§ EXERCISE OBJECTIVE:
Copy all lines in which the word "Marine" can be found.

-- begin --

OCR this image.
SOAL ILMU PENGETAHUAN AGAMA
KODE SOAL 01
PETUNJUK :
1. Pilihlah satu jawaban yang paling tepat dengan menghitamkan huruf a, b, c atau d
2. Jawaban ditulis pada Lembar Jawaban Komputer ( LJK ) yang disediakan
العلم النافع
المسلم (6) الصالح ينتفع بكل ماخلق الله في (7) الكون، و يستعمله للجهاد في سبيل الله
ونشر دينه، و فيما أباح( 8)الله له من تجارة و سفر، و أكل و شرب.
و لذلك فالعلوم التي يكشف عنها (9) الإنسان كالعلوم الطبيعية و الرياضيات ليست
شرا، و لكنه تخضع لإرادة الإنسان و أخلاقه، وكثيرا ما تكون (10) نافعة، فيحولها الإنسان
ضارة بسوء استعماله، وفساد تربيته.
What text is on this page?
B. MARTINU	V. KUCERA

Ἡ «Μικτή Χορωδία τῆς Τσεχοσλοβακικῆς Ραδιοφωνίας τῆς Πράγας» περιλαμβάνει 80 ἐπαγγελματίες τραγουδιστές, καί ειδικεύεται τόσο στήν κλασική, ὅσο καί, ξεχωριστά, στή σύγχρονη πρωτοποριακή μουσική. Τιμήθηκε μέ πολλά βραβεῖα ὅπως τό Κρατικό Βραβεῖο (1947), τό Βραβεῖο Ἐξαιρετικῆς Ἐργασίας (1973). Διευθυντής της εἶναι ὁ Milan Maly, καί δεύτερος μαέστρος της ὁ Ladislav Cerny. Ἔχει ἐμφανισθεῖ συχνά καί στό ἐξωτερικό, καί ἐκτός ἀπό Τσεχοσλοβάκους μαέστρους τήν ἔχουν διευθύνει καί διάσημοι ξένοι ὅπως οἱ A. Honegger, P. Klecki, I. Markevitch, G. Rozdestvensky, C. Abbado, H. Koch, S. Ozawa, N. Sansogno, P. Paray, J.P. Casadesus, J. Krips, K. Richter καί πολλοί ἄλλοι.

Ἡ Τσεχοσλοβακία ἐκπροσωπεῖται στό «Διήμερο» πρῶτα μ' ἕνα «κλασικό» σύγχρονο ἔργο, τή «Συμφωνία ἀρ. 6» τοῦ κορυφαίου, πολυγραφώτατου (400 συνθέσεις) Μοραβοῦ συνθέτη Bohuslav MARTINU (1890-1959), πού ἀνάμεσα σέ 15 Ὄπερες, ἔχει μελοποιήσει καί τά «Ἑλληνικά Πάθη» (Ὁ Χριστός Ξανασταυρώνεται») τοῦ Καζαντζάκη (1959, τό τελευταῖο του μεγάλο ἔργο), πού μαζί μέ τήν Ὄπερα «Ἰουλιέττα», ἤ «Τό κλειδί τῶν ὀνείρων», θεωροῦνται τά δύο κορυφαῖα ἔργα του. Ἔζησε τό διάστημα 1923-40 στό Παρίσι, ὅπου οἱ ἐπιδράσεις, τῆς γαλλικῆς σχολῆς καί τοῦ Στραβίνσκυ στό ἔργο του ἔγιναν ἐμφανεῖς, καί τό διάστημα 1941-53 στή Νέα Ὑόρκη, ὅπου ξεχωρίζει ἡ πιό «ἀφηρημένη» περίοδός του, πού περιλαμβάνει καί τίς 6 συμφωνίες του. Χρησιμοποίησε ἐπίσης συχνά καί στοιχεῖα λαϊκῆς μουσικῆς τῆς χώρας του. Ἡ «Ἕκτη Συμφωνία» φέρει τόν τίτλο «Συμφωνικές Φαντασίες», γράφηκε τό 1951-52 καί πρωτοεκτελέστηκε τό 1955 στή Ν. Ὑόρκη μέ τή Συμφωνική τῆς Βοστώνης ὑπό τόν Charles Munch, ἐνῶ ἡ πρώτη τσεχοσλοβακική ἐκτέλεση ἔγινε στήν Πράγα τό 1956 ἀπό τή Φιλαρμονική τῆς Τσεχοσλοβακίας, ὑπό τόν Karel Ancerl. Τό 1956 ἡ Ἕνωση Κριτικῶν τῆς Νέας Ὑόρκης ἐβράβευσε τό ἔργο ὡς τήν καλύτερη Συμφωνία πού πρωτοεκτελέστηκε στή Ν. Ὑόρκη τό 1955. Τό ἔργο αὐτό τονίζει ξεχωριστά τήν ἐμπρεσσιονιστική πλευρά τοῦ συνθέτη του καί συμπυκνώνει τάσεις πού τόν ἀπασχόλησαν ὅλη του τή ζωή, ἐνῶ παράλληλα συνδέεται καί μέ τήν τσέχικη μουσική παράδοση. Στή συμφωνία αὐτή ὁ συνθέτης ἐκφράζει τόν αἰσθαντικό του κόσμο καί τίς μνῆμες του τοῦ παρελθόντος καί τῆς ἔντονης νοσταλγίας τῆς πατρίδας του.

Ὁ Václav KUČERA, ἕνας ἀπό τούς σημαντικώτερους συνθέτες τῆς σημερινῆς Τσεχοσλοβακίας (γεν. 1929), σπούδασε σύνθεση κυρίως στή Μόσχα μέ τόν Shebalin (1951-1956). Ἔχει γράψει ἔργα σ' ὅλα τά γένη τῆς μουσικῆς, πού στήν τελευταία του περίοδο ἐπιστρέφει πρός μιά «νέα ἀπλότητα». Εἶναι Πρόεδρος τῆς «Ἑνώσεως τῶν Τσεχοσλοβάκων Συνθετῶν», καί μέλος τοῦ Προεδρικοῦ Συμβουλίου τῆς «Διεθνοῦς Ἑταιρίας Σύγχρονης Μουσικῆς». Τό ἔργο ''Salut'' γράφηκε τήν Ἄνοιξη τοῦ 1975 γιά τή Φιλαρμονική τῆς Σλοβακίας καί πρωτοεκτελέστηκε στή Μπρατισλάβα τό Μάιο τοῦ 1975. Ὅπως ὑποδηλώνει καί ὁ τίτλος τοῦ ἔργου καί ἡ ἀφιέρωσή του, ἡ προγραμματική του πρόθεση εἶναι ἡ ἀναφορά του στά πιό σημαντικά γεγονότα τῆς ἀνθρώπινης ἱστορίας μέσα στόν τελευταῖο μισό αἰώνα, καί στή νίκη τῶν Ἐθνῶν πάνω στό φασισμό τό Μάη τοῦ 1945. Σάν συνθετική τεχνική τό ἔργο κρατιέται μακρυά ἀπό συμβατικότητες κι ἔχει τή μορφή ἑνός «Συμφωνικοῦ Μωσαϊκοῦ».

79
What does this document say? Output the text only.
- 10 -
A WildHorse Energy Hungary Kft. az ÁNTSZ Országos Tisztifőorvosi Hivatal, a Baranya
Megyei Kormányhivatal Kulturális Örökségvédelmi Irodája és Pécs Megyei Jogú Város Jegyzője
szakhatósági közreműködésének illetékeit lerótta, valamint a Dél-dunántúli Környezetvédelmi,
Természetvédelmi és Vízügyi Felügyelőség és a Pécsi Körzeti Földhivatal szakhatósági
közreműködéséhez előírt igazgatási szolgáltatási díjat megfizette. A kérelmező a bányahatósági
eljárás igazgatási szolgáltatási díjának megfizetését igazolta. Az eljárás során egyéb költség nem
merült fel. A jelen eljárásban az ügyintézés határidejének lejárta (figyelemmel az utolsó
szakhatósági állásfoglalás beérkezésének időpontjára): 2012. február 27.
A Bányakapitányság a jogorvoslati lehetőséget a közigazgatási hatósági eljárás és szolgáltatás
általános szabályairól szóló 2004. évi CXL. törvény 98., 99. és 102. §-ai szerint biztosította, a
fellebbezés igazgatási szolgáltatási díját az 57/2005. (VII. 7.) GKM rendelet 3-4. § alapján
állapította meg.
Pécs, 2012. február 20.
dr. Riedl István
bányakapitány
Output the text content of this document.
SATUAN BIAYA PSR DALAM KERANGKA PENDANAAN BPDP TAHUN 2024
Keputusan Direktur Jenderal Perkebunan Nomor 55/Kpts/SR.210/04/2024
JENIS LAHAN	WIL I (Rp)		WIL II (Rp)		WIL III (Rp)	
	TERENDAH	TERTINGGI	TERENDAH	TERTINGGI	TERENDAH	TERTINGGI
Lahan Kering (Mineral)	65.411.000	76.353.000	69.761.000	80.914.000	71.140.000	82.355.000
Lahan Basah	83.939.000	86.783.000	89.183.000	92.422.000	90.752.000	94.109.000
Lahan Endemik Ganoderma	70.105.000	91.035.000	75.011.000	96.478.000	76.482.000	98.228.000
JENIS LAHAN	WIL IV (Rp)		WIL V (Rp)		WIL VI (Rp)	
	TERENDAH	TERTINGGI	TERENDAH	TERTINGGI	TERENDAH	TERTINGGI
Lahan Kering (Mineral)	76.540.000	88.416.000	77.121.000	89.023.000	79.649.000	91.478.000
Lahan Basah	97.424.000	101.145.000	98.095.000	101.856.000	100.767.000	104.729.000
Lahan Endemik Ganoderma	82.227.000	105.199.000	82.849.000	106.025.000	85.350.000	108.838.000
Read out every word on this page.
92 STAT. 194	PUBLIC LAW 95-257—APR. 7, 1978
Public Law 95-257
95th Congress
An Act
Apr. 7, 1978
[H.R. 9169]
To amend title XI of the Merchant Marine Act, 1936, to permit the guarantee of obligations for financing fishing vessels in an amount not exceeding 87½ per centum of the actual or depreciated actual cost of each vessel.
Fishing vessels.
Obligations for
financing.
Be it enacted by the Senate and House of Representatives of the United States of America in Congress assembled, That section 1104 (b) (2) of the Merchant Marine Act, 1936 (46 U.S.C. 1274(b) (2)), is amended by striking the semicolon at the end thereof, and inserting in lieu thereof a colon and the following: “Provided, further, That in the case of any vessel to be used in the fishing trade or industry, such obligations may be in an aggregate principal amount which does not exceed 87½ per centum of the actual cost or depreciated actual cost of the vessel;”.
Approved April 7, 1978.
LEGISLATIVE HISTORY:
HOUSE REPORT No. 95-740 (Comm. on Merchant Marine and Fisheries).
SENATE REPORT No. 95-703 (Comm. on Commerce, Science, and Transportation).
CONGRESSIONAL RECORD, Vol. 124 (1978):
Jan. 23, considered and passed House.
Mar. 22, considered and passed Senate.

-- end --

§ EXERCISE OUTPUT:
To amend title XI of the Merchant Marine Act, 1936, to permit the guarantee of obligations for financing fishing vessels in an amount not exceeding 87½ per centum of the actual or depreciated actual cost of each vessel.
Be it enacted by the Senate and House of Representatives of the United States of America in Congress assembled, That section 1104 (b) (2) of the Merchant Marine Act, 1936 (46 U.S.C. 1274(b) (2)), is amended by striking the semicolon at the end thereof, and inserting in lieu thereof a colon and the following: “Provided, further, That in the case of any vessel to be used in the fishing trade or industry, such obligations may be in an aggregate principal amount which does not exceed 87½ per centum of the actual cost or depreciated actual cost of the vessel;”.
HOUSE REPORT No. 95-740 (Comm. on Merchant Marine and Fisheries).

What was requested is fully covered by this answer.